> Aim
Rewrite the stretch of the material from the line containing "data-point-triangle xyxy=(209,10,236,35)" through the line containing "caption-tail: 的关系 xyxy=(380,604,453,630)", replacing "data-point-circle" with "data-point-dot" and leaving everything else unchanged.

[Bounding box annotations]
□ □ □ □ □
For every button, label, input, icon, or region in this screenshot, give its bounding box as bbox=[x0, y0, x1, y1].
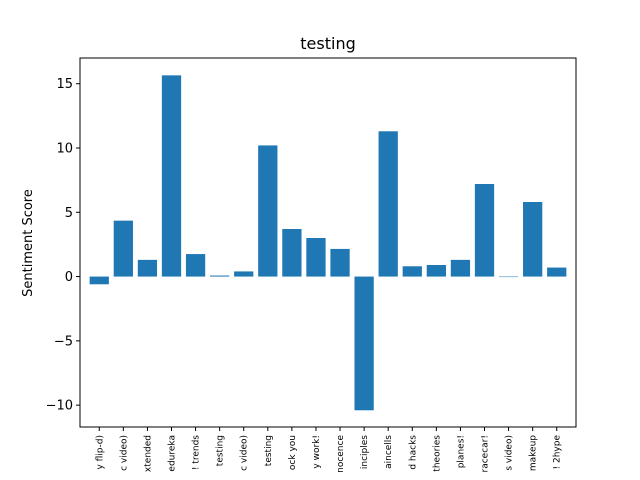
y-tick-label: −5 bbox=[54, 334, 73, 349]
x-tick-label: ock you bbox=[288, 435, 298, 470]
y-axis-label: Sentiment Score bbox=[21, 189, 36, 297]
y-tick-label: −10 bbox=[46, 399, 73, 414]
x-tick-label: d hacks bbox=[408, 435, 418, 470]
x-tick-label: c video) bbox=[119, 435, 129, 471]
x-tick-label: nocence bbox=[336, 435, 346, 473]
y-axis-ticks: −10 −5 0 5 10 15 bbox=[46, 77, 80, 414]
bar bbox=[282, 229, 302, 277]
x-tick-label: xtended bbox=[143, 435, 153, 472]
bar bbox=[547, 267, 567, 277]
x-tick-label: theories bbox=[432, 435, 442, 472]
x-tick-label: edureka bbox=[167, 435, 177, 472]
x-tick-label: c video) bbox=[240, 435, 250, 471]
x-tick-label: ! 2hype bbox=[553, 435, 563, 470]
x-tick-label: y flip-d) bbox=[95, 435, 105, 470]
bar bbox=[402, 266, 422, 277]
bar bbox=[89, 276, 109, 285]
x-axis-ticks: y flip-d) c video) xtended edureka ! trends t… bbox=[95, 427, 563, 473]
bar bbox=[378, 131, 398, 277]
x-tick-label: aincells bbox=[384, 435, 394, 469]
bar bbox=[306, 238, 326, 277]
bar bbox=[498, 276, 519, 278]
bar bbox=[330, 248, 350, 277]
chart-title: testing bbox=[300, 34, 355, 53]
bar bbox=[185, 254, 206, 277]
bar bbox=[426, 265, 446, 277]
y-tick-label: 0 bbox=[65, 270, 73, 285]
y-tick-label: 10 bbox=[56, 142, 73, 157]
x-tick-label: planes! bbox=[456, 435, 466, 468]
bar bbox=[137, 259, 158, 277]
x-tick-label: inciples bbox=[360, 435, 370, 469]
bar bbox=[234, 271, 254, 277]
x-tick-label: testing bbox=[264, 435, 274, 466]
bar bbox=[474, 184, 495, 277]
x-tick-label: y work! bbox=[312, 435, 322, 469]
x-tick-label: s video) bbox=[505, 435, 515, 471]
y-tick-label: 15 bbox=[56, 77, 73, 92]
x-tick-label: racecar! bbox=[481, 435, 491, 472]
plot-frame bbox=[79, 57, 577, 428]
y-tick-label: 5 bbox=[65, 206, 73, 221]
x-tick-label: testing bbox=[216, 435, 226, 466]
bars-group bbox=[89, 75, 567, 411]
x-tick-label: ! trends bbox=[192, 435, 202, 470]
bar bbox=[161, 75, 182, 277]
bar bbox=[113, 220, 133, 277]
bar bbox=[258, 145, 278, 277]
x-tick-label: makeup bbox=[529, 435, 539, 471]
bar bbox=[210, 275, 230, 277]
bar bbox=[523, 202, 543, 277]
bar bbox=[450, 259, 471, 277]
bar bbox=[354, 276, 374, 411]
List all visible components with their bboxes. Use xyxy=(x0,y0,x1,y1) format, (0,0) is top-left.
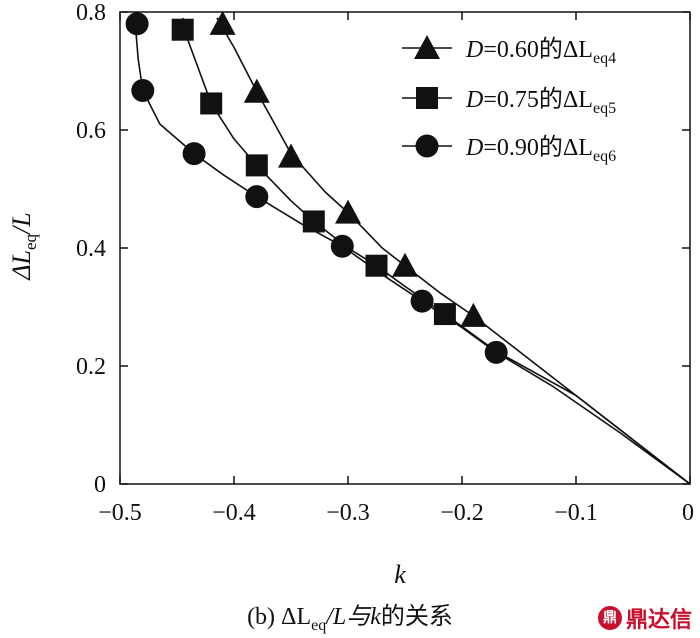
data-point-triangle xyxy=(209,10,236,35)
watermark-logo-icon: 鼎 xyxy=(597,606,622,630)
plot-frame xyxy=(119,11,691,485)
series-line-1 xyxy=(216,17,691,485)
x-tick-label: −0.5 xyxy=(98,500,142,526)
legend-prefix: D xyxy=(465,37,483,63)
data-point-circle xyxy=(410,289,434,313)
series-line-3 xyxy=(134,17,691,485)
caption-mid: /L与 xyxy=(326,604,371,630)
data-point-circle xyxy=(484,340,508,364)
watermark: 鼎 鼎达信 xyxy=(597,602,692,634)
data-point-circle xyxy=(125,12,149,36)
y-tick-label: 0.6 xyxy=(76,118,106,144)
legend-prefix: D xyxy=(465,87,483,113)
legend-marker-circle xyxy=(415,134,439,158)
figure-caption: (b) ΔLeq/L与k的关系 xyxy=(0,596,700,635)
x-tick-label: −0.3 xyxy=(326,500,370,526)
data-point-triangle xyxy=(278,143,304,168)
y-tick-label: 0.8 xyxy=(76,0,106,26)
data-point-square xyxy=(302,210,325,233)
data-point-square xyxy=(365,254,388,277)
y-axis-label-sub: eq xyxy=(21,233,40,250)
y-tick-label: 0.2 xyxy=(76,354,106,380)
caption-tail: 的关系 xyxy=(380,604,453,630)
y-tick-label: 0 xyxy=(94,472,106,498)
data-point-triangle xyxy=(335,199,361,224)
x-tick-label: −0.2 xyxy=(440,500,484,526)
chart: −0.5 −0.4 −0.3 −0.2 −0.1 000.20.40.60.8 D=0.6… xyxy=(7,0,694,589)
data-point-square xyxy=(200,92,223,115)
data-point-square xyxy=(171,18,194,41)
data-point-circle xyxy=(245,185,269,209)
series-curves xyxy=(134,17,691,485)
y-tick-label: 0.4 xyxy=(76,236,106,262)
legend-entry: D=0.75的ΔLeq5 xyxy=(465,86,616,117)
legend-sub: eq5 xyxy=(593,100,616,117)
legend-sub: eq4 xyxy=(593,50,616,67)
data-point-circle xyxy=(131,78,155,102)
watermark-text: 鼎达信 xyxy=(625,608,692,633)
legend-entry: D=0.60的ΔLeq4 xyxy=(465,36,616,67)
caption-k: k xyxy=(370,604,381,630)
legend-entry: D=0.90的ΔLeq6 xyxy=(465,134,616,165)
x-axis-label: k xyxy=(394,560,406,589)
legend-marker-triangle xyxy=(414,35,440,60)
legend-prefix: D xyxy=(465,135,483,161)
legend-marker-square xyxy=(416,87,438,109)
legend-sub: eq6 xyxy=(593,148,616,165)
data-point-square xyxy=(433,303,456,326)
x-tick-label: −0.4 xyxy=(212,500,256,526)
y-axis-label: ΔLeq/L xyxy=(7,212,40,280)
caption-open: (b) ΔL xyxy=(247,604,312,630)
data-point-circle xyxy=(330,234,354,258)
x-tick-label: −0.1 xyxy=(554,500,598,526)
y-axis-label-tail: /L xyxy=(7,212,36,236)
data-point-triangle xyxy=(392,252,418,277)
axes xyxy=(119,11,691,485)
data-point-triangle xyxy=(243,78,270,103)
legend-mid: =0.75的ΔL xyxy=(483,86,593,113)
x-tick-label: 0 xyxy=(682,500,694,526)
tick-labels: −0.5 −0.4 −0.3 −0.2 −0.1 0 0 0.2 0.4 0.6 0.8 xyxy=(76,0,694,526)
series-markers xyxy=(125,10,508,364)
caption-sub: eq xyxy=(311,616,327,634)
legend-mid: =0.60的ΔL xyxy=(483,36,593,63)
data-point-square xyxy=(245,154,268,177)
data-point-circle xyxy=(182,142,206,166)
y-axis-label-main: ΔL xyxy=(7,250,36,281)
data-point-triangle xyxy=(460,302,487,327)
legend-mid: =0.90的ΔL xyxy=(483,134,593,161)
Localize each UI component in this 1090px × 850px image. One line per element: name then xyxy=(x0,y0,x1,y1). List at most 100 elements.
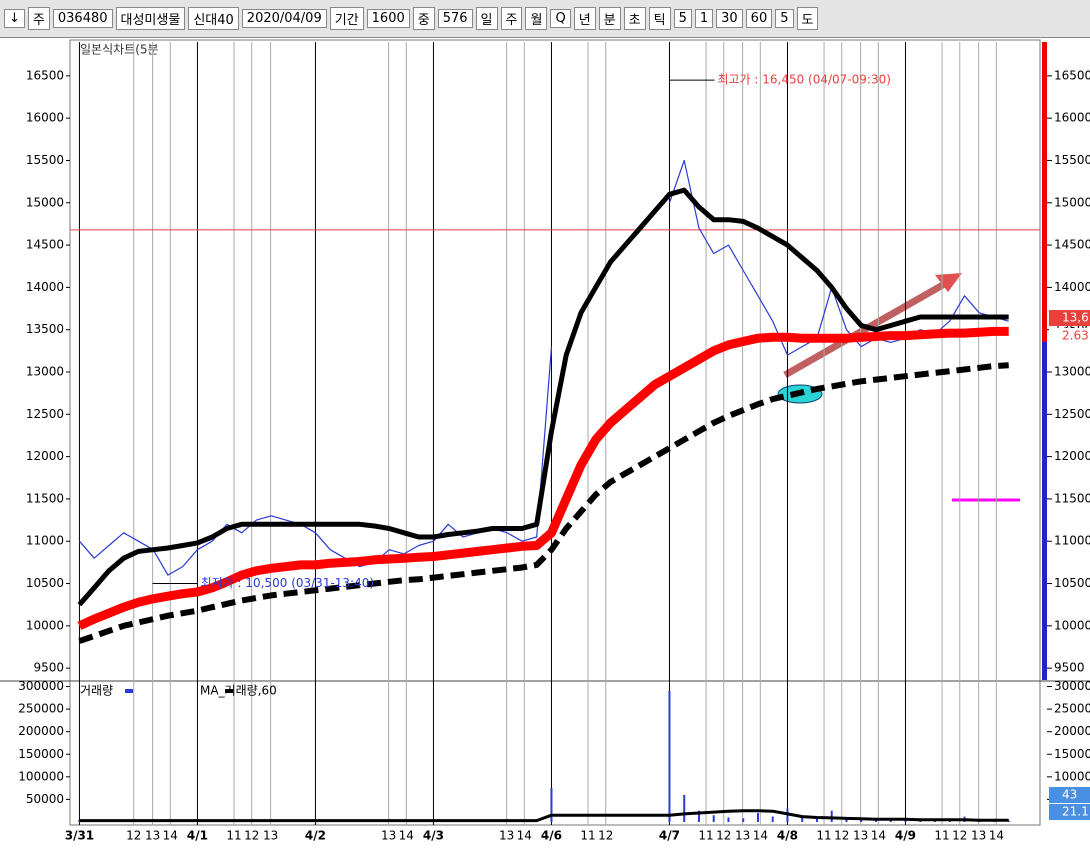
toolbar-item[interactable]: 1600 xyxy=(366,9,410,28)
toolbar-item[interactable]: 1 xyxy=(694,9,714,28)
y-tick-label-right: 10000 xyxy=(1054,618,1090,632)
toolbar-item[interactable]: 주 xyxy=(27,7,50,30)
y-tick-label-right: 15000 xyxy=(1054,195,1090,209)
x-tick-label: 4/1 xyxy=(187,829,208,843)
volume-bar xyxy=(889,820,892,822)
toolbar-item[interactable]: Q xyxy=(550,9,571,28)
volume-bar xyxy=(771,816,774,822)
y-tick-label-right: 200000 xyxy=(1054,724,1090,738)
y-tick-label-right: 16500 xyxy=(1054,68,1090,82)
x-tick-label: 13 xyxy=(499,829,514,843)
series-line xyxy=(77,326,1009,630)
volume-bar xyxy=(815,818,818,822)
toolbar-item[interactable]: 대성미생물 xyxy=(115,7,186,30)
y-tick-label: 14000 xyxy=(26,280,64,294)
volume-bar xyxy=(697,810,700,822)
x-tick-label: 14 xyxy=(753,829,768,843)
volume-bar xyxy=(1007,820,1010,822)
toolbar-item[interactable]: 5 xyxy=(775,9,794,28)
toolbar-item[interactable]: 신대40 xyxy=(188,7,239,30)
toolbar-item[interactable]: 2020/04/09 xyxy=(241,9,327,28)
volume-bar xyxy=(727,817,730,822)
y-tick-label: 10000 xyxy=(26,618,64,632)
legend-label: 거래량 xyxy=(80,684,113,698)
x-tick-label: 13 xyxy=(145,829,160,843)
value-badge: 43 xyxy=(1062,788,1077,802)
y-tick-label: 100000 xyxy=(18,769,64,783)
x-tick-label: 11 xyxy=(580,829,595,843)
toolbar-item[interactable]: 기간 xyxy=(329,7,364,30)
x-tick-label: 4/2 xyxy=(305,829,326,843)
toolbar-item[interactable]: 60 xyxy=(745,9,773,28)
y-tick-label-right: 14000 xyxy=(1054,280,1090,294)
toolbar-item[interactable]: 576 xyxy=(437,9,473,28)
x-tick-label: 12 xyxy=(598,829,613,843)
volume-bar xyxy=(904,819,907,822)
x-tick-label: 4/3 xyxy=(423,829,444,843)
value-badge-bg xyxy=(1049,310,1090,326)
annotation: 최고가 : 16,450 (04/07-09:30) xyxy=(717,73,890,87)
toolbar-item[interactable]: 일 xyxy=(475,7,498,30)
toolbar-item[interactable]: 주 xyxy=(500,7,523,30)
x-tick-label: 11 xyxy=(698,829,713,843)
y-tick-label: 11500 xyxy=(26,491,64,505)
x-tick-label: 14 xyxy=(163,829,178,843)
volume-bar xyxy=(683,794,686,822)
volume-bar xyxy=(742,818,745,822)
right-bar-red xyxy=(1042,42,1047,342)
y-tick-label: 50000 xyxy=(26,792,64,806)
value-badge: 13,6 xyxy=(1062,311,1089,325)
series-line xyxy=(78,362,1009,644)
x-tick-label: 11 xyxy=(226,829,241,843)
y-tick-label: 200000 xyxy=(18,724,64,738)
y-tick-label-right: 250000 xyxy=(1054,702,1090,716)
x-tick-label: 12 xyxy=(126,829,141,843)
y-tick-label: 10500 xyxy=(26,576,64,590)
legend-swatch xyxy=(225,689,233,693)
toolbar-item[interactable]: ↓ xyxy=(4,9,25,28)
toolbar-item[interactable]: 틱 xyxy=(648,7,671,30)
y-tick-label-right: 14500 xyxy=(1054,238,1090,252)
series-line xyxy=(79,809,1009,823)
toolbar-item[interactable]: 분 xyxy=(598,7,621,30)
volume-bar xyxy=(550,788,553,822)
x-tick-label: 13 xyxy=(735,829,750,843)
x-tick-label: 14 xyxy=(517,829,532,843)
chart-title: 일본식차트(5분 xyxy=(80,43,159,57)
value-badge: 2.63 xyxy=(1062,329,1089,343)
y-tick-label: 12000 xyxy=(26,449,64,463)
x-tick-label: 4/9 xyxy=(895,829,916,843)
toolbar-item[interactable]: 도 xyxy=(796,7,819,30)
x-tick-label: 12 xyxy=(716,829,731,843)
toolbar-item[interactable]: 초 xyxy=(623,7,646,30)
toolbar-item[interactable]: 5 xyxy=(673,9,692,28)
x-tick-label: 14 xyxy=(399,829,414,843)
x-tick-label: 13 xyxy=(971,829,986,843)
toolbar-item[interactable]: 월 xyxy=(525,7,548,30)
legend-label: MA_거래량,60 xyxy=(200,684,277,698)
x-tick-label: 12 xyxy=(952,829,967,843)
toolbar-item[interactable]: 중 xyxy=(412,7,435,30)
right-bar-blue xyxy=(1042,342,1047,680)
y-tick-label-right: 9500 xyxy=(1054,661,1085,675)
x-tick-label: 11 xyxy=(934,829,949,843)
x-tick-label: 13 xyxy=(263,829,278,843)
x-tick-label: 3/31 xyxy=(65,829,94,843)
toolbar-item[interactable]: 30 xyxy=(716,9,743,28)
toolbar-item[interactable]: 년 xyxy=(573,7,596,30)
value-badge: 21.1 xyxy=(1062,805,1089,819)
x-tick-label: 13 xyxy=(853,829,868,843)
y-tick-label-right: 12500 xyxy=(1054,407,1090,421)
y-tick-label-right: 12000 xyxy=(1054,449,1090,463)
y-tick-label-right: 11500 xyxy=(1054,491,1090,505)
y-tick-label-right: 13000 xyxy=(1054,365,1090,379)
y-tick-label: 13500 xyxy=(26,322,64,336)
y-tick-label-right: 11000 xyxy=(1054,534,1090,548)
toolbar-item[interactable]: 036480 xyxy=(52,9,113,28)
y-tick-label: 11000 xyxy=(26,534,64,548)
value-badge-bg xyxy=(1049,804,1090,820)
legend-swatch xyxy=(125,689,133,693)
value-badge-bg xyxy=(1049,787,1090,803)
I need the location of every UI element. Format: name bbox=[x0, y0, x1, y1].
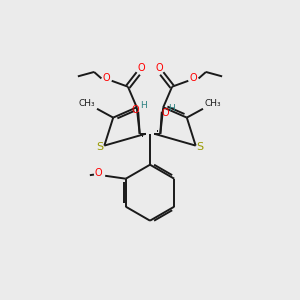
Text: O: O bbox=[161, 108, 169, 118]
Text: O: O bbox=[190, 74, 197, 83]
Text: O: O bbox=[103, 74, 110, 83]
Text: H: H bbox=[140, 101, 147, 110]
Text: CH₃: CH₃ bbox=[78, 99, 95, 108]
Text: O: O bbox=[131, 105, 139, 115]
Text: H: H bbox=[168, 104, 175, 113]
Text: CH₃: CH₃ bbox=[205, 99, 222, 108]
Text: S: S bbox=[196, 142, 204, 152]
Text: O: O bbox=[155, 63, 163, 73]
Text: O: O bbox=[95, 168, 103, 178]
Text: S: S bbox=[96, 142, 103, 152]
Text: O: O bbox=[137, 63, 145, 73]
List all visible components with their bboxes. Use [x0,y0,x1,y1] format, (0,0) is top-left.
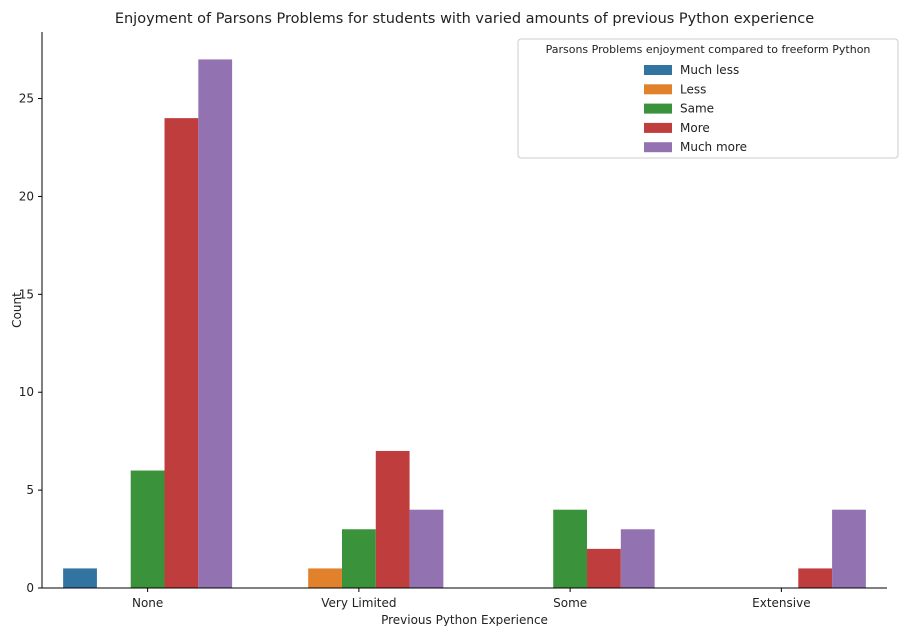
legend-swatch [644,84,672,95]
legend-title: Parsons Problems enjoyment compared to f… [546,43,871,56]
bar-much-more-extensive [832,509,866,588]
x-tick-label: None [132,596,163,610]
x-tick-label: Extensive [752,596,810,610]
y-tick-label: 10 [19,385,34,399]
legend-frame [517,38,899,159]
legend-label: Less [680,82,706,96]
bar-much-more-some [620,529,655,588]
bar-same-none [130,470,165,588]
legend-label: Much more [680,140,747,154]
y-tick-label: 5 [26,483,34,497]
chart-title: Enjoyment of Parsons Problems for studen… [115,11,814,27]
bar-more-extensive [798,568,833,588]
legend: Parsons Problems enjoyment compared to f… [517,38,899,159]
y-tick-label: 15 [19,287,34,301]
bar-much-more-none [198,59,233,589]
legend-swatch [644,103,672,114]
bar-more-some [587,548,621,588]
bar-same-very-limited [341,529,376,588]
legend-label: Much less [680,63,739,77]
plot-area [63,59,866,589]
y-tick-label: 25 [19,92,34,106]
bar-more-none [164,118,199,588]
legend-swatch [644,122,672,133]
bar-same-some [553,509,588,588]
x-tick-label: Some [553,596,587,610]
x-axis: None Very Limited Some Extensive [42,587,887,610]
y-tick-label: 20 [19,189,34,203]
y-tick-label: 0 [26,581,34,595]
bar-much-less-none [63,568,97,588]
legend-label: Same [680,102,714,116]
bar-much-more-very-limited [409,509,444,588]
y-axis: 0 5 10 15 20 25 [19,32,43,595]
legend-swatch [644,142,672,153]
bar-less-very-limited [308,568,342,588]
bar-more-very-limited [375,450,410,588]
x-axis-label: Previous Python Experience [381,613,548,626]
y-axis-label: Count [10,292,24,328]
x-tick-label: Very Limited [321,596,396,610]
legend-swatch [644,65,672,75]
legend-label: More [680,121,710,135]
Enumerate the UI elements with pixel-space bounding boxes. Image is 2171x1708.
□ □ □ □ □
> Written response
data-point-triangle xyxy=(209,10,236,35)
watermark-logo-icon: 鼎 xyxy=(597,606,622,630)
plot-frame xyxy=(119,11,691,485)
series-line-1 xyxy=(216,17,691,485)
x-tick-label: −0.5 xyxy=(98,500,142,526)
legend-prefix: D xyxy=(465,37,483,63)
data-point-dot xyxy=(410,289,434,313)
series-line-3 xyxy=(134,17,691,485)
caption-mid: /L与 xyxy=(326,604,371,630)
data-point-dot xyxy=(484,340,508,364)
watermark: 鼎 鼎达信 xyxy=(597,602,692,634)
data-point-dot xyxy=(125,12,149,36)
y-tick-label: 0.6 xyxy=(76,118,106,144)
legend-prefix: D xyxy=(465,87,483,113)
legend-marker-circle xyxy=(415,134,439,158)
figure-caption: (b) ΔLeq/L与k的关系 xyxy=(0,596,700,635)
x-tick-label: −0.3 xyxy=(326,500,370,526)
data-point-triangle xyxy=(278,143,304,168)
y-tick-label: 0.8 xyxy=(76,0,106,26)
data-point-square xyxy=(302,210,325,233)
data-point-square xyxy=(365,254,388,277)
y-axis-label-sub: eq xyxy=(21,233,40,250)
y-tick-label: 0.2 xyxy=(76,354,106,380)
caption-tail: 的关系 xyxy=(380,604,453,630)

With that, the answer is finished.